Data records
━━━━━━━━━━━━━━━━

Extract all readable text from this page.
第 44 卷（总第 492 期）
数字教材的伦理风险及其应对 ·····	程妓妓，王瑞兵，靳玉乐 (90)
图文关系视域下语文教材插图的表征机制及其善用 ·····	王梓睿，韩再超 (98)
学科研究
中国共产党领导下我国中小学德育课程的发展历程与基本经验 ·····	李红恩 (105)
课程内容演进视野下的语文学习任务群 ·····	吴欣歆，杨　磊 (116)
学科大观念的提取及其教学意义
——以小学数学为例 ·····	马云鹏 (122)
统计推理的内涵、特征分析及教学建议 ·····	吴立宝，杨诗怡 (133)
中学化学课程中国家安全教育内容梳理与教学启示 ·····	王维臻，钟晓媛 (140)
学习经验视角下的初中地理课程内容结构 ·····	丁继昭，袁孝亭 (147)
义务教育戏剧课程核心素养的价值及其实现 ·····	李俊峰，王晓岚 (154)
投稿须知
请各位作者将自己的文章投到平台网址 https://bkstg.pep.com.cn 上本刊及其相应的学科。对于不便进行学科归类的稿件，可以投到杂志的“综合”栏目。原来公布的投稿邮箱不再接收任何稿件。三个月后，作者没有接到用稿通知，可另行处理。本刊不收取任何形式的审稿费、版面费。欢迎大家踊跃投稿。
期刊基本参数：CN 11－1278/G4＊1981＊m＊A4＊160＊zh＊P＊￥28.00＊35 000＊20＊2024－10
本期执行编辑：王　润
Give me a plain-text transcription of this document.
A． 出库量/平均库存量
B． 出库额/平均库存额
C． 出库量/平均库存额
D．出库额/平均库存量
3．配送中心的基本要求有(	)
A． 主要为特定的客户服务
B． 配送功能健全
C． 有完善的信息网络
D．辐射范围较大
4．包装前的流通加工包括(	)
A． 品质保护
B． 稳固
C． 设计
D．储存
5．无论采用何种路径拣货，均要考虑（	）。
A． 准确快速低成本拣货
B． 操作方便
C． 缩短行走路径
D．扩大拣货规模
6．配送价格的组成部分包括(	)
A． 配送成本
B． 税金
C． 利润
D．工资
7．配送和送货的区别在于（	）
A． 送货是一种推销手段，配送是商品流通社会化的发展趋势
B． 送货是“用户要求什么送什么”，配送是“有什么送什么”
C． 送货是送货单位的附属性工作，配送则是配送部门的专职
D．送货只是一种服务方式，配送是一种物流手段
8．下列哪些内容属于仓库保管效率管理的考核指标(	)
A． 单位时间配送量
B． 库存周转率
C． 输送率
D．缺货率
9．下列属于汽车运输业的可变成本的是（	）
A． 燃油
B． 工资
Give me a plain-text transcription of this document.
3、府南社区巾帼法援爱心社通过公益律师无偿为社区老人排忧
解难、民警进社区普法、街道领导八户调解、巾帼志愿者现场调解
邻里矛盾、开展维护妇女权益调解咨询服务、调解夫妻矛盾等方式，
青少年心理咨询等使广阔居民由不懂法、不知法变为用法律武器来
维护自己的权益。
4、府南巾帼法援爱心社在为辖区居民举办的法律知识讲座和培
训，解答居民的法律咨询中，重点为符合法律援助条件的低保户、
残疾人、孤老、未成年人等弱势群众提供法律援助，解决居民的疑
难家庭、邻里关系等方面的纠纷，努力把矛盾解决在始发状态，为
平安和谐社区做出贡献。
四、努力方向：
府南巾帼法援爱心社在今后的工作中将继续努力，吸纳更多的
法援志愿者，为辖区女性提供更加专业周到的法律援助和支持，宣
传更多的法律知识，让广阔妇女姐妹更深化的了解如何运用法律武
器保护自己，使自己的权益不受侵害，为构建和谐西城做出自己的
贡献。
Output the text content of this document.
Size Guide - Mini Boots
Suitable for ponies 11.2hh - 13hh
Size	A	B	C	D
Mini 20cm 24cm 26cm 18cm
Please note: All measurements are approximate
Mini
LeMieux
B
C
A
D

━━━━━━━━━━━━━━━━

What needs to be done -
Identify every line above with the string "this" in it. Copy those lines.

Exercise answer -
Extract all readable text from this page.
Give me a plain-text transcription of this document.
Give me a plain-text transcription of this document.
Output the text content of this document.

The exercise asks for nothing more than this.